Return each line of the data below that contains the string "html".
_ _ _
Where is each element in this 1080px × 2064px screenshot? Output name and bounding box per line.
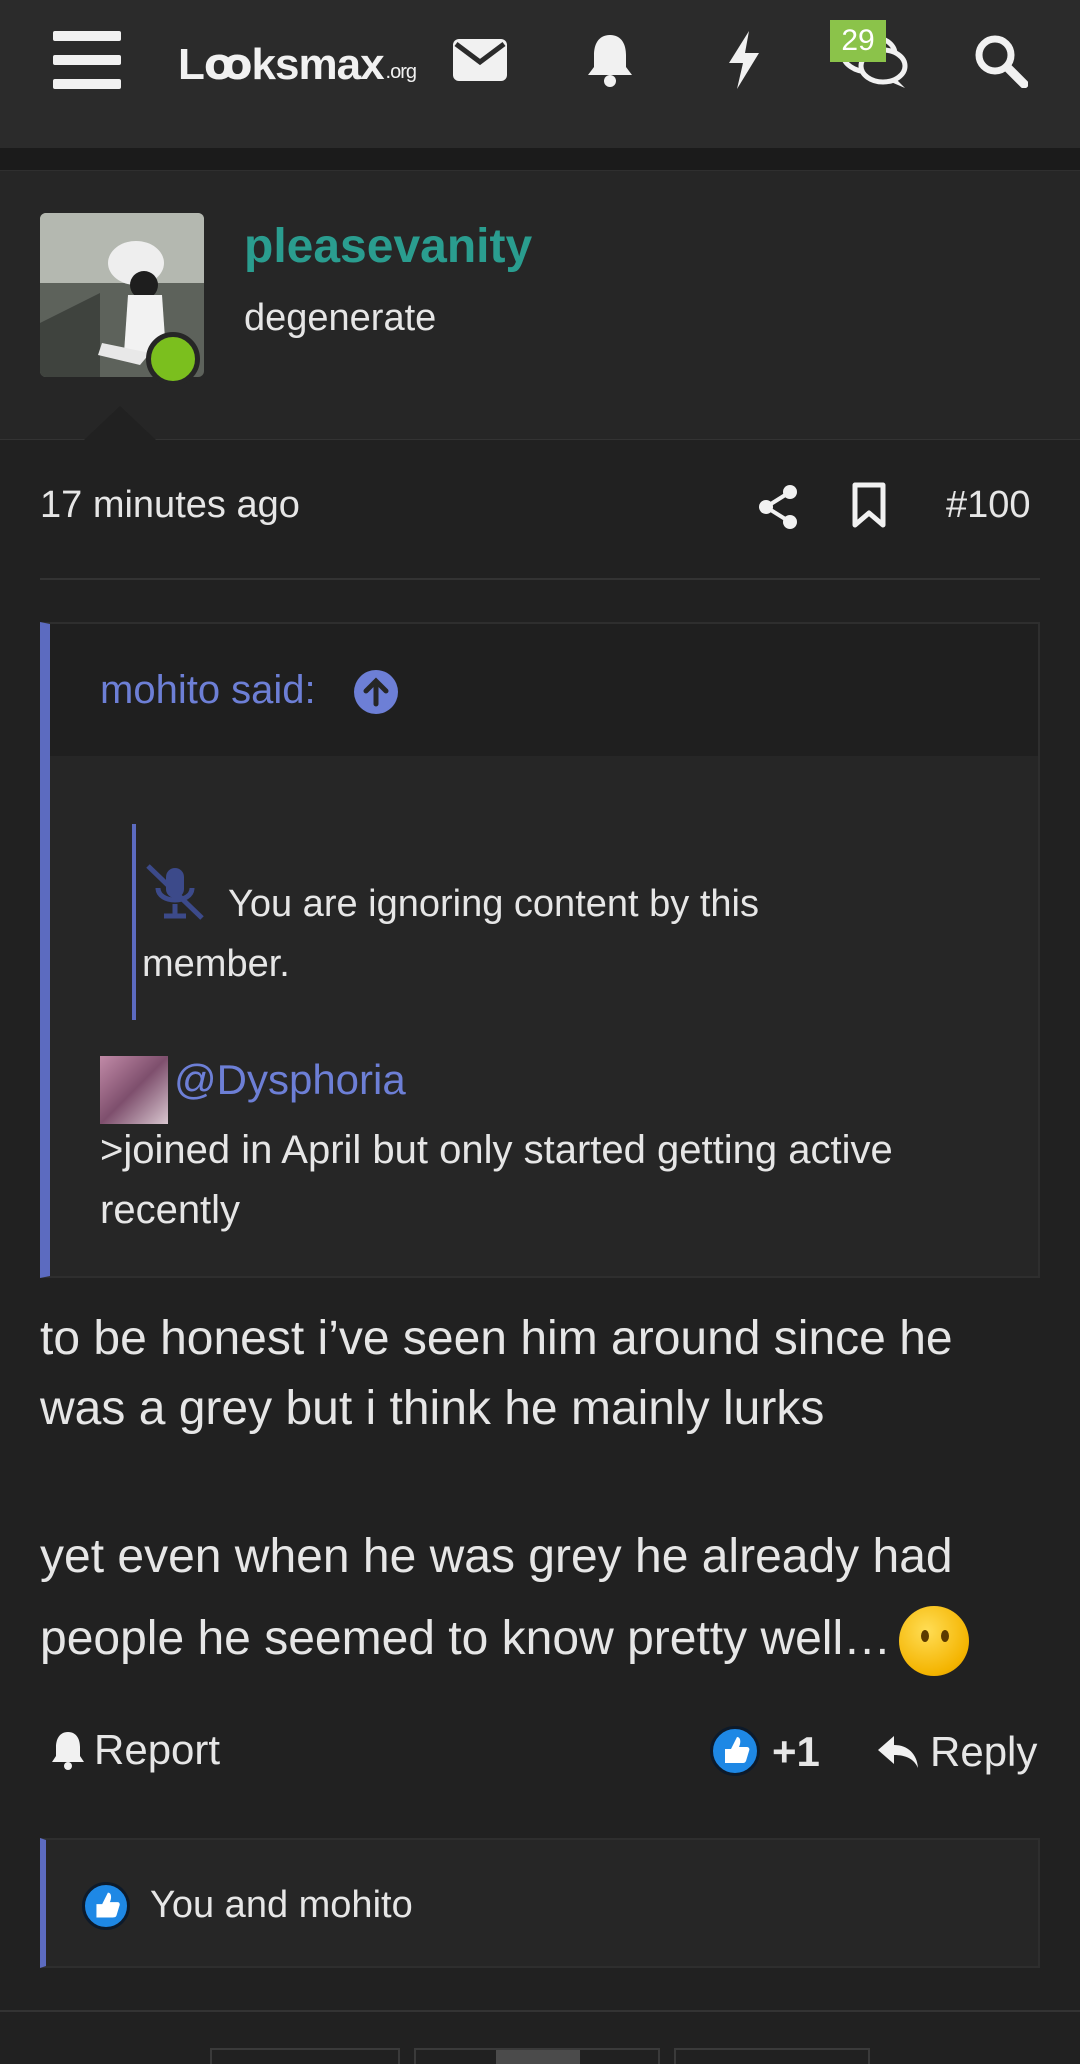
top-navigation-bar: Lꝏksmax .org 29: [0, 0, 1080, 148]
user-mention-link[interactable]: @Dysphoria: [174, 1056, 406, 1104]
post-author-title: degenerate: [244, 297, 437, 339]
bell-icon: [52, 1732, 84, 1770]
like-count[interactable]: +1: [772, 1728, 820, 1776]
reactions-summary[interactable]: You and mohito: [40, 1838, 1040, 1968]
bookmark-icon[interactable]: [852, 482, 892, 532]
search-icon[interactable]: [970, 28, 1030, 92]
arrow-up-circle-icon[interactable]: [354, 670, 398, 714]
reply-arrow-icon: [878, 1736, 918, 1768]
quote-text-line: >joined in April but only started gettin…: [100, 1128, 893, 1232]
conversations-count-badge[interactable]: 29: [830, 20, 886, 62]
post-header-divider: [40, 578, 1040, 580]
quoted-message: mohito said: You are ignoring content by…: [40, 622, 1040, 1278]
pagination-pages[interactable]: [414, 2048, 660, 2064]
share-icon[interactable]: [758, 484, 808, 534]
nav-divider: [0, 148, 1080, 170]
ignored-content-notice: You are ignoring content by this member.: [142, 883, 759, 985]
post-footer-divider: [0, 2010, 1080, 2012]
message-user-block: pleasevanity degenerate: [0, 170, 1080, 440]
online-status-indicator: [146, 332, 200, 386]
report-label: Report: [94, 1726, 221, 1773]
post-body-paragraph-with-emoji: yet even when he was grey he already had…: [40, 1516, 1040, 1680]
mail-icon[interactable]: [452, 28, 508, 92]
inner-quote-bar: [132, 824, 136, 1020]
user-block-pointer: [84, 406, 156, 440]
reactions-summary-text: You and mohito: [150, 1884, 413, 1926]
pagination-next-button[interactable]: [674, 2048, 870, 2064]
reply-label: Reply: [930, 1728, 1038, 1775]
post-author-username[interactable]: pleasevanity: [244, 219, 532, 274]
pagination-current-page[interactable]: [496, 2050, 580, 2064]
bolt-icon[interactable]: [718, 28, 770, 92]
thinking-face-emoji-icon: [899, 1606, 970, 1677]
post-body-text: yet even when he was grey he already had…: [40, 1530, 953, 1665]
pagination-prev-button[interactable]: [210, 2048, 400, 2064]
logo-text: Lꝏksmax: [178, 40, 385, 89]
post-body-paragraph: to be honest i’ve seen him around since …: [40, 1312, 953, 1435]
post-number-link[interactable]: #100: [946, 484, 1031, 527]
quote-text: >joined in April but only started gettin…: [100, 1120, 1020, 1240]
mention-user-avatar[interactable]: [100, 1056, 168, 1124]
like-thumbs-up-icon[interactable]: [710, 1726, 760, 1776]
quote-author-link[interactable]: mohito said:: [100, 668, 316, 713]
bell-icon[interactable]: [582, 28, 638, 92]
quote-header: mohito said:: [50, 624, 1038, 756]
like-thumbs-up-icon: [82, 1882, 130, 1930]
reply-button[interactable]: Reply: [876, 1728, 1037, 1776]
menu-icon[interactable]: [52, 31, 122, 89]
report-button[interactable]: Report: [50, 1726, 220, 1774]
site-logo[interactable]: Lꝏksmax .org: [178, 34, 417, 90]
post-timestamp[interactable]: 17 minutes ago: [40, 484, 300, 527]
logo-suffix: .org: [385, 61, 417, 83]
_ _ _
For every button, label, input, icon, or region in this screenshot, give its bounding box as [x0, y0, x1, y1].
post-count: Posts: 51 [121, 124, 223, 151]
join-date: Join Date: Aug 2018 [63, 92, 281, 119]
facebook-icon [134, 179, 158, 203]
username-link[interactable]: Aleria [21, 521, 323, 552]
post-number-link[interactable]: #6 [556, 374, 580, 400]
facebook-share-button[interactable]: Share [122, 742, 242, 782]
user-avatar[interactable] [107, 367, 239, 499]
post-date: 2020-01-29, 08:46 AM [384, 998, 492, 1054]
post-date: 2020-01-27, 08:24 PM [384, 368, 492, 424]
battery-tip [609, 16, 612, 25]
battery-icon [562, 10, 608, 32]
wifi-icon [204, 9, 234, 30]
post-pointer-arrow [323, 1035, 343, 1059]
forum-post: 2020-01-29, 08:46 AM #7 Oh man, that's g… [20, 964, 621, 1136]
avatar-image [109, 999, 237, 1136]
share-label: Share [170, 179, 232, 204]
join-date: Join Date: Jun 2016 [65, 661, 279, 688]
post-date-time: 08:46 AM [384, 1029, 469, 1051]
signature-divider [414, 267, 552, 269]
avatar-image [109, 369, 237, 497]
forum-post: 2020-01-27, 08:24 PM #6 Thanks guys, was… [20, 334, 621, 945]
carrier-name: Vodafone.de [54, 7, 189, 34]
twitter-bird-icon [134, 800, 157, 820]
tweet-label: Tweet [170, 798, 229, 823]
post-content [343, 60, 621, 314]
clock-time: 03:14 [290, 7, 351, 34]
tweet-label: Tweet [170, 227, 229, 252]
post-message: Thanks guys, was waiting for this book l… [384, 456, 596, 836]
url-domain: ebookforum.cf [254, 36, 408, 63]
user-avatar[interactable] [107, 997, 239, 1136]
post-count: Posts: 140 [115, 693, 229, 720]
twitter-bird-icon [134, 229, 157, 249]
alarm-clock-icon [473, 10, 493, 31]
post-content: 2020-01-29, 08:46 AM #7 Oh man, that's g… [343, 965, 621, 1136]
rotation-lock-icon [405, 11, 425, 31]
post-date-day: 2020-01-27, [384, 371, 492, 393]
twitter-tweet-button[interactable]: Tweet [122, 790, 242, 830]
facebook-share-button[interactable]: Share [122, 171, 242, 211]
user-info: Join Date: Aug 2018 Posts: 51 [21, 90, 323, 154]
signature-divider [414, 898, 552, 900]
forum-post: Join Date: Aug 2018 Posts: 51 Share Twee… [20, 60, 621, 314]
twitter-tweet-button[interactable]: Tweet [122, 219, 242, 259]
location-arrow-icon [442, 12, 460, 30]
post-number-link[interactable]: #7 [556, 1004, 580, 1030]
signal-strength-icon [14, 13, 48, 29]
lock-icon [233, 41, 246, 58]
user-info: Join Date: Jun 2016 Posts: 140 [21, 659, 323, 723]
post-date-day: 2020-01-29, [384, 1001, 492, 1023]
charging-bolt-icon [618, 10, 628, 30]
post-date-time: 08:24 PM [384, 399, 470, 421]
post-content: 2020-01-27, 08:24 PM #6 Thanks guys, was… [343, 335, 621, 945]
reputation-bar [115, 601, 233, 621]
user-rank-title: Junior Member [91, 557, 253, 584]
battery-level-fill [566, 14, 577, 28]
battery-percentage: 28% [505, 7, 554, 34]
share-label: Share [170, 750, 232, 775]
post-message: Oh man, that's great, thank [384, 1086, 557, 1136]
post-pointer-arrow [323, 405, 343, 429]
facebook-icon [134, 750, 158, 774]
_ _ _
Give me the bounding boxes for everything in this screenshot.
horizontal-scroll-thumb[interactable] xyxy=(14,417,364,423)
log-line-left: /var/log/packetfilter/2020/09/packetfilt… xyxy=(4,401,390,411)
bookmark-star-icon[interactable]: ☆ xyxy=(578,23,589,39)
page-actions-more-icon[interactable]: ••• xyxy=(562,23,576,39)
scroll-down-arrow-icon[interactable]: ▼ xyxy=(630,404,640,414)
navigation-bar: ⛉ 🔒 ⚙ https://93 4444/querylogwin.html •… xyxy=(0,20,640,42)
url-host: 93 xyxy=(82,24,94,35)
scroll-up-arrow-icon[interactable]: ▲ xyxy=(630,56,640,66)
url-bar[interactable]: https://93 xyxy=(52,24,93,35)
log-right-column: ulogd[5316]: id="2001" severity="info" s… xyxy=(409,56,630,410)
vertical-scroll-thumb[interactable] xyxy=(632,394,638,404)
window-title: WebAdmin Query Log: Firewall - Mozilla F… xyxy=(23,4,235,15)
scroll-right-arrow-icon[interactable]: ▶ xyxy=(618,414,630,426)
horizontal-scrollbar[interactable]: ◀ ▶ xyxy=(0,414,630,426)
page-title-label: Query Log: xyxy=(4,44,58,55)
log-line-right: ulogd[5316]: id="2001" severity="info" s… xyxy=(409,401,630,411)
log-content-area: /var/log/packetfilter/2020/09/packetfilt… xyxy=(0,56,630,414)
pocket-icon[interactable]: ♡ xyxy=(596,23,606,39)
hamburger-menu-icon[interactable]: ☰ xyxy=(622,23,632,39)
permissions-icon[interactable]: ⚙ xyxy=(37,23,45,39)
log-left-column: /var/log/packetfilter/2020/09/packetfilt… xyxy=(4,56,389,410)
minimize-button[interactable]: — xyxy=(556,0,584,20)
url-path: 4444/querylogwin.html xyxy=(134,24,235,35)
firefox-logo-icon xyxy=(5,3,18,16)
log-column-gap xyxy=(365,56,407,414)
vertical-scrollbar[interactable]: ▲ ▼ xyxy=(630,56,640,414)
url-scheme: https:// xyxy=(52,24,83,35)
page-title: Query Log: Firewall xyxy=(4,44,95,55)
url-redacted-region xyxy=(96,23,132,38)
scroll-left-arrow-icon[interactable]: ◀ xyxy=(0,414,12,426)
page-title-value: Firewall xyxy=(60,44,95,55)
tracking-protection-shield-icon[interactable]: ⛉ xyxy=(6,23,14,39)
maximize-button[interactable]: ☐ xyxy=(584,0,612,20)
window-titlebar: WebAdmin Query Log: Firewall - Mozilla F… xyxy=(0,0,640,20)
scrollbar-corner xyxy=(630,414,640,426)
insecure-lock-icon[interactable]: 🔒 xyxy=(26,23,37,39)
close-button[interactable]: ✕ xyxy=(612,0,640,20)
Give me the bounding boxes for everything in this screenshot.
_ _ _
SOLUTION TO THIS PROBLEM:
navigation-bar: ⛉ 🔒 ⚙ https://93 4444/querylogwin.html •… xyxy=(0,20,640,42)
url-path: 4444/querylogwin.html xyxy=(134,24,235,35)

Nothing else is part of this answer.